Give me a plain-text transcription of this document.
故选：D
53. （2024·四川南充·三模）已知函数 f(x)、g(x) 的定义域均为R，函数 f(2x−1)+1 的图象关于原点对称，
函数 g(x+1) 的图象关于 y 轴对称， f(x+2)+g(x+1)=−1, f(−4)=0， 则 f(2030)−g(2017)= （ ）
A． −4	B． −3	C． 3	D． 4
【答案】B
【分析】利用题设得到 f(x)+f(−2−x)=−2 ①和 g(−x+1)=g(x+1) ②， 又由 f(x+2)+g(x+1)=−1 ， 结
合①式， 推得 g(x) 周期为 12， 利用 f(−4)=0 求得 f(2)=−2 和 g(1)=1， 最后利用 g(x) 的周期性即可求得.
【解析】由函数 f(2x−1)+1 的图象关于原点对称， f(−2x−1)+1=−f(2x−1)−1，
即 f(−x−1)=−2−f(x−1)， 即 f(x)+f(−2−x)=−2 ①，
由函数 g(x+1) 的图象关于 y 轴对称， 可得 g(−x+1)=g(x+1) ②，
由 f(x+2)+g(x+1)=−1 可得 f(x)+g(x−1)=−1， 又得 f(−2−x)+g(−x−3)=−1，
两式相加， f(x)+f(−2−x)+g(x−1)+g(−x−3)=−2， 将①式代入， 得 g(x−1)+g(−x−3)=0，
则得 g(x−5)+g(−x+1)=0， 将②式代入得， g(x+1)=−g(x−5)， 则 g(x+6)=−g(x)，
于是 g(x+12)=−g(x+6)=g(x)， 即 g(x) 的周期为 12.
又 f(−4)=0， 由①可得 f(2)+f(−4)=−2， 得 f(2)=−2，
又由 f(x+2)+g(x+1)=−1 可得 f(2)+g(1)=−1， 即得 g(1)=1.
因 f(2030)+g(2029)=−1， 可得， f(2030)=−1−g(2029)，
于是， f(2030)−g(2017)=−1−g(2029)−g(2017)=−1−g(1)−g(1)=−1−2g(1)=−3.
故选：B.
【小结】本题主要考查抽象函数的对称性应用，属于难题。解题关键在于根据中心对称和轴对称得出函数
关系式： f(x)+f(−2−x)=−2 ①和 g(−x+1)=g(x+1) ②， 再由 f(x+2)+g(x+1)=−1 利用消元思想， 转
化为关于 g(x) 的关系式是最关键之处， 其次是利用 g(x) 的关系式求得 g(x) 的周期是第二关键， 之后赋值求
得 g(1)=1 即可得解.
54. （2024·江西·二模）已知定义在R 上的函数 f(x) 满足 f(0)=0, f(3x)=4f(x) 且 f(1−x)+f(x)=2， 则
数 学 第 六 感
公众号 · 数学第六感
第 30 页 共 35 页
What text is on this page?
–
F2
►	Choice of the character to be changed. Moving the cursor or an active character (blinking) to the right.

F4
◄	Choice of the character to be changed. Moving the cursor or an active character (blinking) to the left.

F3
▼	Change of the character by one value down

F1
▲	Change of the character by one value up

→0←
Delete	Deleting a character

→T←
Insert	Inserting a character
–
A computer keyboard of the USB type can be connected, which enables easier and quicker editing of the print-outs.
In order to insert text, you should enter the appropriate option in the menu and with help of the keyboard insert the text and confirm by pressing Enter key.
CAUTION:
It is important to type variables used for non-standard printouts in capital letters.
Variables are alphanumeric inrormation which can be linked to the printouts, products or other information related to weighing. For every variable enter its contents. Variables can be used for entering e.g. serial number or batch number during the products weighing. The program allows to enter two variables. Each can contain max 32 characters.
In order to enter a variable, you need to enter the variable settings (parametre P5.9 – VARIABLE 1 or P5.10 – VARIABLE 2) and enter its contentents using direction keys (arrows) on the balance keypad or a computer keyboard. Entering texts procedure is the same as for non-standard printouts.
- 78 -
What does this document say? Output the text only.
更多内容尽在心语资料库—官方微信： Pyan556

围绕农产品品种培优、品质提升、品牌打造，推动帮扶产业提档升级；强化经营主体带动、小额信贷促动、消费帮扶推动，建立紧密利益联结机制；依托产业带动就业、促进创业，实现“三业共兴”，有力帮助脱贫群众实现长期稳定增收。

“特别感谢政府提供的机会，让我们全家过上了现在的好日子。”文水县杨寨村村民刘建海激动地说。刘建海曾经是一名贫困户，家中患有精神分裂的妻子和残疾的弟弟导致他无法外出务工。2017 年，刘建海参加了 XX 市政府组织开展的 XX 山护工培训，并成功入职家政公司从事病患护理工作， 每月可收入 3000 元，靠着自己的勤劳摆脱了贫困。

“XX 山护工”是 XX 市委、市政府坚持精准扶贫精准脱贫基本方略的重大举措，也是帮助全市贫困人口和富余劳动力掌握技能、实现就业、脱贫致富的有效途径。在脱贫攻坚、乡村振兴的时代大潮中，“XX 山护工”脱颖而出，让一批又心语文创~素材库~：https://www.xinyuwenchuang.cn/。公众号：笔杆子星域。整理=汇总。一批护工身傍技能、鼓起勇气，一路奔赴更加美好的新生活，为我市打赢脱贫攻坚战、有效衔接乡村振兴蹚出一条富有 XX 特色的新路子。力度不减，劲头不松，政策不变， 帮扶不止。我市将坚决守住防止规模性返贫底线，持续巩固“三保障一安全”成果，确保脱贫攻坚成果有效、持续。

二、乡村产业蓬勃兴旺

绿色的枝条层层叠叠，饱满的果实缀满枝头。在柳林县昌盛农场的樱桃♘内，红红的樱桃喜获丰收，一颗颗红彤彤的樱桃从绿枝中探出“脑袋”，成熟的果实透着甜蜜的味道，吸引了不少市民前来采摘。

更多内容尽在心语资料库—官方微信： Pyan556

# WRITTEN TASK:
Return a copy of every line that includes the word "document".

# SOLUTION TO THE EXERCISE:
Give me a plain-text transcription of this document.
What does this document say? Output the text only.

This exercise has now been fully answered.